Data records
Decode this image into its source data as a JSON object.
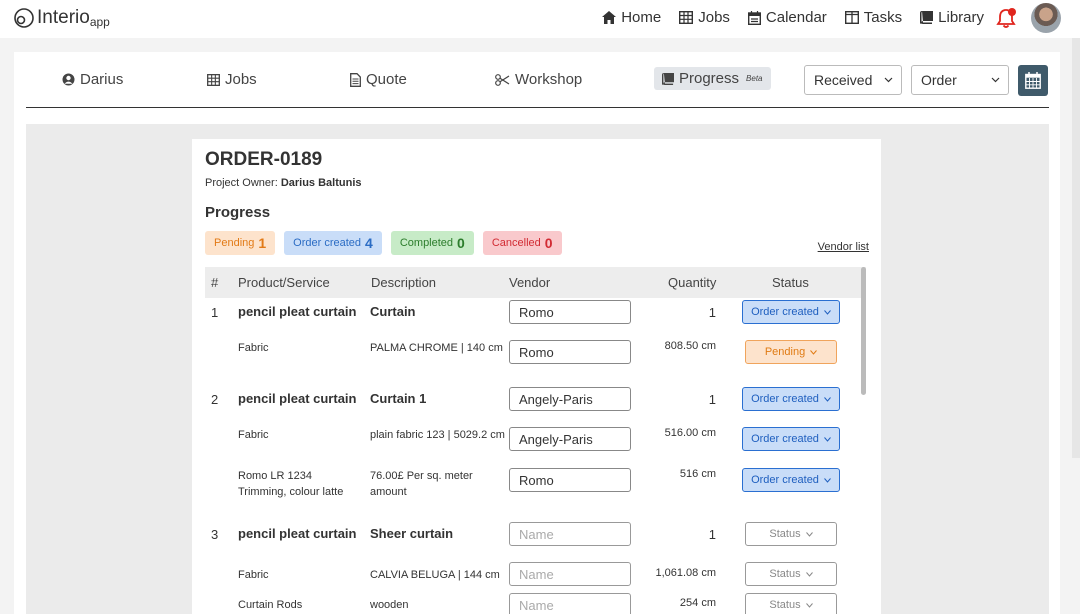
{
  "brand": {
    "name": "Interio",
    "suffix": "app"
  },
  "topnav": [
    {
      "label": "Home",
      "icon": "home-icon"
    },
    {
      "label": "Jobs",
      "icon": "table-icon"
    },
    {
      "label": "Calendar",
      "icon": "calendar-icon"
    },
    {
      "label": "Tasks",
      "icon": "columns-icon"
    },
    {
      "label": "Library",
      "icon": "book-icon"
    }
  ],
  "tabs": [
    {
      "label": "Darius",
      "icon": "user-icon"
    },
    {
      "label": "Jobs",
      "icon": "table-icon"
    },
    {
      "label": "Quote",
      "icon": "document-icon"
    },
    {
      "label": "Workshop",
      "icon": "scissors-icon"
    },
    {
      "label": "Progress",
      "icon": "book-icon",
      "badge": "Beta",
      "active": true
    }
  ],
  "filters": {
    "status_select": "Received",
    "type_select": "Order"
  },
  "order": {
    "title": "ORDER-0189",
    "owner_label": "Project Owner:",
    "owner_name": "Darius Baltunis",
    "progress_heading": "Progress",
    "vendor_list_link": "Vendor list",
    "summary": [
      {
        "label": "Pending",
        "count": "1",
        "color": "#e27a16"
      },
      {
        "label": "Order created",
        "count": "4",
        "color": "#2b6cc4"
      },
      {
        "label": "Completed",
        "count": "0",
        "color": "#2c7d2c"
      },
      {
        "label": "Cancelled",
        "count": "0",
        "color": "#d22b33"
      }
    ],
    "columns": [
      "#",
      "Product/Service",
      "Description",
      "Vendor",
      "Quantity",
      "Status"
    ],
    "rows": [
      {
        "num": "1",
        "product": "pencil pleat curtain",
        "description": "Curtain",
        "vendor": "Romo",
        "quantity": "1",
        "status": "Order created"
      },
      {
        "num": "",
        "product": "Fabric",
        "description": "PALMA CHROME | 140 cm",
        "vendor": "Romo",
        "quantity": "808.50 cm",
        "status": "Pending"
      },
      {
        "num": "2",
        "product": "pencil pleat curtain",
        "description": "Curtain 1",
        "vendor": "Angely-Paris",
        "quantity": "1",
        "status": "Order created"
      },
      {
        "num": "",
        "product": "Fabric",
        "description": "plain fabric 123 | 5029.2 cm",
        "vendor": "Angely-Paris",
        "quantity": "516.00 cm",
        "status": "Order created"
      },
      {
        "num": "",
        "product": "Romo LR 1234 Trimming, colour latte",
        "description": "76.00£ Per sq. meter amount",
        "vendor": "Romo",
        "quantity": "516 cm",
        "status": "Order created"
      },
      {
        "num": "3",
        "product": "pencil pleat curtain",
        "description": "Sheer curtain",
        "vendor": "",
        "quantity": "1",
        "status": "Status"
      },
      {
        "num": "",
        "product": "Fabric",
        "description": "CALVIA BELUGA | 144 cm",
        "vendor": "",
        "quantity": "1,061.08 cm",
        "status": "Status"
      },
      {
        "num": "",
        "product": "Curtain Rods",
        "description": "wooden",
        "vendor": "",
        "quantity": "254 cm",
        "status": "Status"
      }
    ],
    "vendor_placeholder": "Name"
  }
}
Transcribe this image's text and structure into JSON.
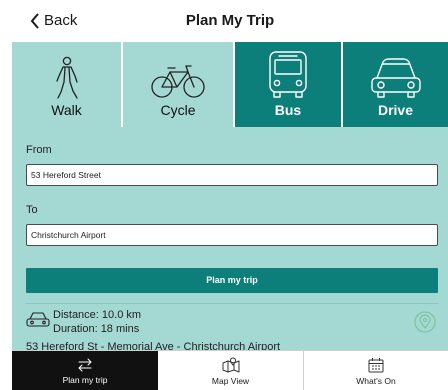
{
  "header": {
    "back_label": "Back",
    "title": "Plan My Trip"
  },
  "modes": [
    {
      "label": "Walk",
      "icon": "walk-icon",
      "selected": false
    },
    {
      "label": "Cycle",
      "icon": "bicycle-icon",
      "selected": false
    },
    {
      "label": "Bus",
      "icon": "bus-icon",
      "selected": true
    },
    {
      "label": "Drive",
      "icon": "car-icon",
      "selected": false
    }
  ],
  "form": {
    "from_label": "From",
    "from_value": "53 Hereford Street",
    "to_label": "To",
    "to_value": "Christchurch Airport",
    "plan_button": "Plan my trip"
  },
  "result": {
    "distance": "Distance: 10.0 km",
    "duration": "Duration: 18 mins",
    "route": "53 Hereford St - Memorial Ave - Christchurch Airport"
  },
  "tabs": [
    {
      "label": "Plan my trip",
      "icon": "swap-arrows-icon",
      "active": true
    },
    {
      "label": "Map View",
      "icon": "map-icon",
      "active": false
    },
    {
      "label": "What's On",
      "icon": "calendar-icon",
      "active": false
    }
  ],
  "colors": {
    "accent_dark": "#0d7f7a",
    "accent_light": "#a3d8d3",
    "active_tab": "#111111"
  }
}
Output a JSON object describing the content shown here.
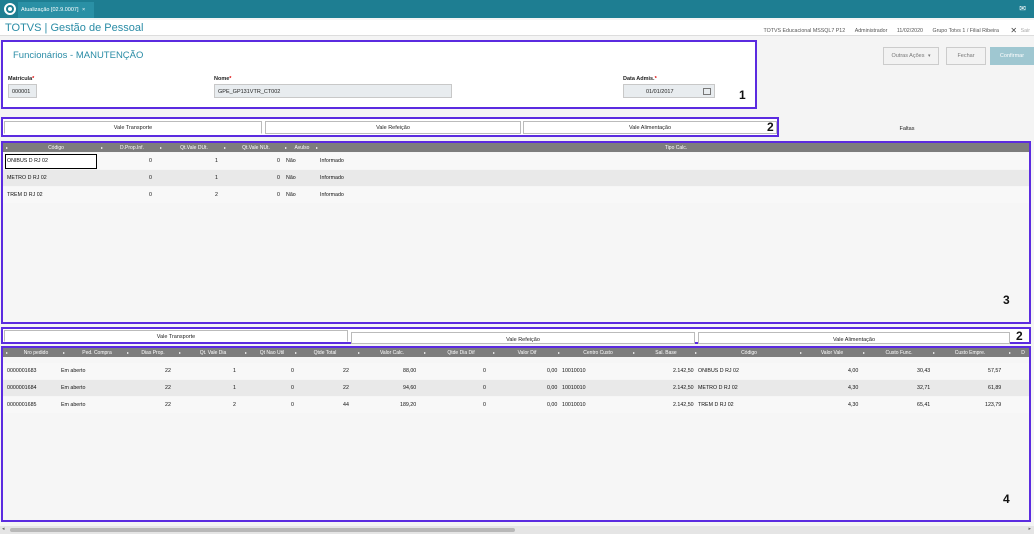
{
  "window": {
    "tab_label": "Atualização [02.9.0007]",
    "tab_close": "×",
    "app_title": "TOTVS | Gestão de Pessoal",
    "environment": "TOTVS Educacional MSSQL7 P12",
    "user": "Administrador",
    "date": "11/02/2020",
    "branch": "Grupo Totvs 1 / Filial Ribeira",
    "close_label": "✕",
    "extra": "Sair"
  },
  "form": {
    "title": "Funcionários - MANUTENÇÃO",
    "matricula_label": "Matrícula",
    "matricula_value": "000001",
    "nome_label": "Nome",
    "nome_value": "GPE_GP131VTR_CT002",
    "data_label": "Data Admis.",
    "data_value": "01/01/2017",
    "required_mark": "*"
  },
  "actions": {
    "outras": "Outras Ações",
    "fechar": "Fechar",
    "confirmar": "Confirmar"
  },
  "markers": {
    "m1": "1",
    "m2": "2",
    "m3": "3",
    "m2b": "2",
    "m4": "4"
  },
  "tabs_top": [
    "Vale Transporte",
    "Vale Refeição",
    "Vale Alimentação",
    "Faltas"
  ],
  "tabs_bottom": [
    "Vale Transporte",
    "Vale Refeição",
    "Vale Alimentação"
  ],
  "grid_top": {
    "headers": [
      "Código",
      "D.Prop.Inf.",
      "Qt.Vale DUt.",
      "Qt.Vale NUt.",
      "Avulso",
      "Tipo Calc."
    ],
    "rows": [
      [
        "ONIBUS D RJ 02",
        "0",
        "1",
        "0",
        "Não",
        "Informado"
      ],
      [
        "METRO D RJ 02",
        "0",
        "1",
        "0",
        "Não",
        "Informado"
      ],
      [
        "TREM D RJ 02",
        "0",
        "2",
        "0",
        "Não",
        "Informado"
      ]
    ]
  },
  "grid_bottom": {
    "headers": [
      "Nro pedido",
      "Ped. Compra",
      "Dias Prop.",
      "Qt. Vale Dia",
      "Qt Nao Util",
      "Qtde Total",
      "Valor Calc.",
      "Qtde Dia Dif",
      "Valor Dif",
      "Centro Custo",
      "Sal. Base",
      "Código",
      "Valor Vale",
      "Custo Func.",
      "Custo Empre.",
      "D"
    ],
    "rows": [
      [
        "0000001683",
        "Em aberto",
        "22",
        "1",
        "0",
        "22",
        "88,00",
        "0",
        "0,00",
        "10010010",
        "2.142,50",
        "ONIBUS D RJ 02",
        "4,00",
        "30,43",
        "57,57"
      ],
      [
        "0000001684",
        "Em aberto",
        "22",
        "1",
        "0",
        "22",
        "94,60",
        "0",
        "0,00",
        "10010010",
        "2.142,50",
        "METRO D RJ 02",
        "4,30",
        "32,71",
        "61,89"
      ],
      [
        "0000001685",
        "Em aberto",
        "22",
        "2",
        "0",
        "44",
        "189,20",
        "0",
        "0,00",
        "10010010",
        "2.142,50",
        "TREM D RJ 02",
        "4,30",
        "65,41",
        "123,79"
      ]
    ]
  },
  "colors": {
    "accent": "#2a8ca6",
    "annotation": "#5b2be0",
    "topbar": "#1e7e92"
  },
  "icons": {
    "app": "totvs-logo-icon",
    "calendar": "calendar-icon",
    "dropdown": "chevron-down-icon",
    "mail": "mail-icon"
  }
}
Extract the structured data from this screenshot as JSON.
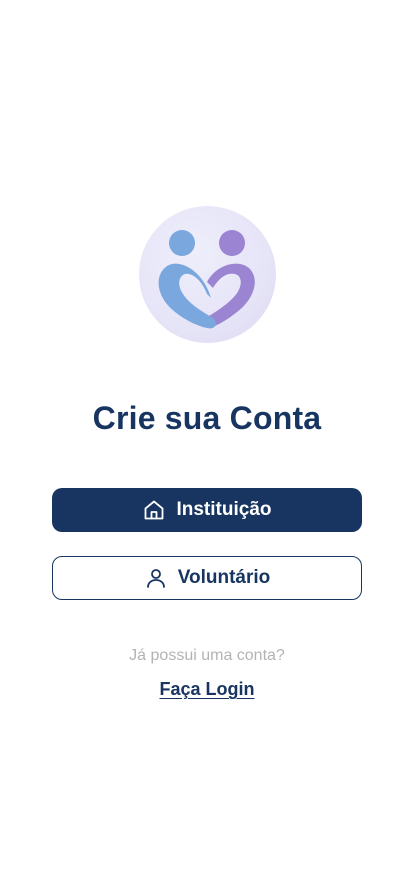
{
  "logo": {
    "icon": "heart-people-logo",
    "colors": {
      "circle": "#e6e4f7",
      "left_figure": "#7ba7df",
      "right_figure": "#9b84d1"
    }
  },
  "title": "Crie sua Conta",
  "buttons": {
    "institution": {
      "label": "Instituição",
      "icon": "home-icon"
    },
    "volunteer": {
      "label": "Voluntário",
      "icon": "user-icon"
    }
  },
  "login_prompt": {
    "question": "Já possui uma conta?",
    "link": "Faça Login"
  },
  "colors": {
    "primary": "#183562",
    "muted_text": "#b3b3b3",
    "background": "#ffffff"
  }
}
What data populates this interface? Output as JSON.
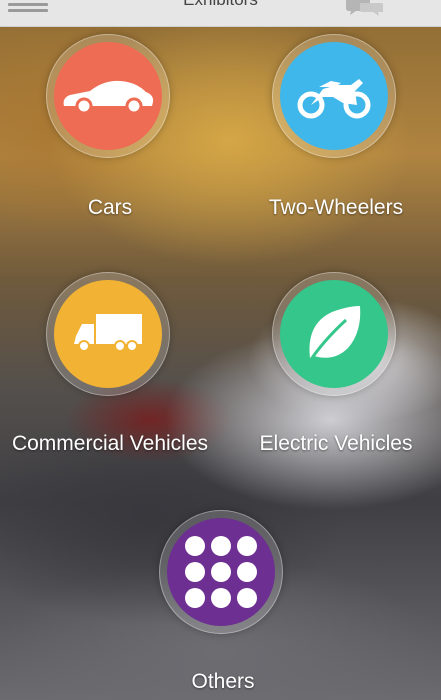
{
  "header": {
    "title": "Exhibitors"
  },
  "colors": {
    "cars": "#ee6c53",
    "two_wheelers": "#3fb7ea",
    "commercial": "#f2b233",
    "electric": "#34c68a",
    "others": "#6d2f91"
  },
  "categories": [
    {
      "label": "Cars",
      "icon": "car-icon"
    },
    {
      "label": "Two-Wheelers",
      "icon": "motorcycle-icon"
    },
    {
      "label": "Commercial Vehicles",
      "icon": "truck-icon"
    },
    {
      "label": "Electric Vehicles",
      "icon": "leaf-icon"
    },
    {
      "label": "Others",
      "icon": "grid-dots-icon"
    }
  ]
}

▶ WHAT YOU NEED TO DO
Please retype the lines from the one that contains "What data populates" to the final line of the records, both included, exactly as written and without any pictures.

▶ WRITTEN SOLUTION
What data populates this interface? Output as JSON.
{
  "header": {
    "title": "Exhibitors"
  },
  "colors": {
    "cars": "#ee6c53",
    "two_wheelers": "#3fb7ea",
    "commercial": "#f2b233",
    "electric": "#34c68a",
    "others": "#6d2f91"
  },
  "categories": [
    {
      "label": "Cars",
      "icon": "car-icon"
    },
    {
      "label": "Two-Wheelers",
      "icon": "motorcycle-icon"
    },
    {
      "label": "Commercial Vehicles",
      "icon": "truck-icon"
    },
    {
      "label": "Electric Vehicles",
      "icon": "leaf-icon"
    },
    {
      "label": "Others",
      "icon": "grid-dots-icon"
    }
  ]
}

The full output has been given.